What you should do: Copy each line that has the string "Table" somewhere in it.

--- start of Extracted records ---

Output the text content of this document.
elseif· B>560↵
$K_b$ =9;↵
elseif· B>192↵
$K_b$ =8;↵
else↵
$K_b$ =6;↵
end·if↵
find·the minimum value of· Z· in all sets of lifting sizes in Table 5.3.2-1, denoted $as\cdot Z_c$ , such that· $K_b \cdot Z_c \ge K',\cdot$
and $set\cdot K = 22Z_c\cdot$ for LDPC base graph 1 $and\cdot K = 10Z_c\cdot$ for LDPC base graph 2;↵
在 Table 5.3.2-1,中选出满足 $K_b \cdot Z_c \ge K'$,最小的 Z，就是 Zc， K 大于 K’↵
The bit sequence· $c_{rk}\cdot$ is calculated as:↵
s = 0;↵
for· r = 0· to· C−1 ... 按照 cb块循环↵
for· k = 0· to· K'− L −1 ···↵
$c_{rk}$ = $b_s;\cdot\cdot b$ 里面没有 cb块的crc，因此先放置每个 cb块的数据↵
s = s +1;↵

--- end of Extracted records ---

Response:
find·the minimum value of· Z· in all sets of lifting sizes in Table 5.3.2-1, denoted $as\cdot Z_c$ , such that· $K_b \cdot Z_c \ge K',\cdot$
在 Table 5.3.2-1,中选出满足 $K_b \cdot Z_c \ge K'$,最小的 Z，就是 Zc， K 大于 K’↵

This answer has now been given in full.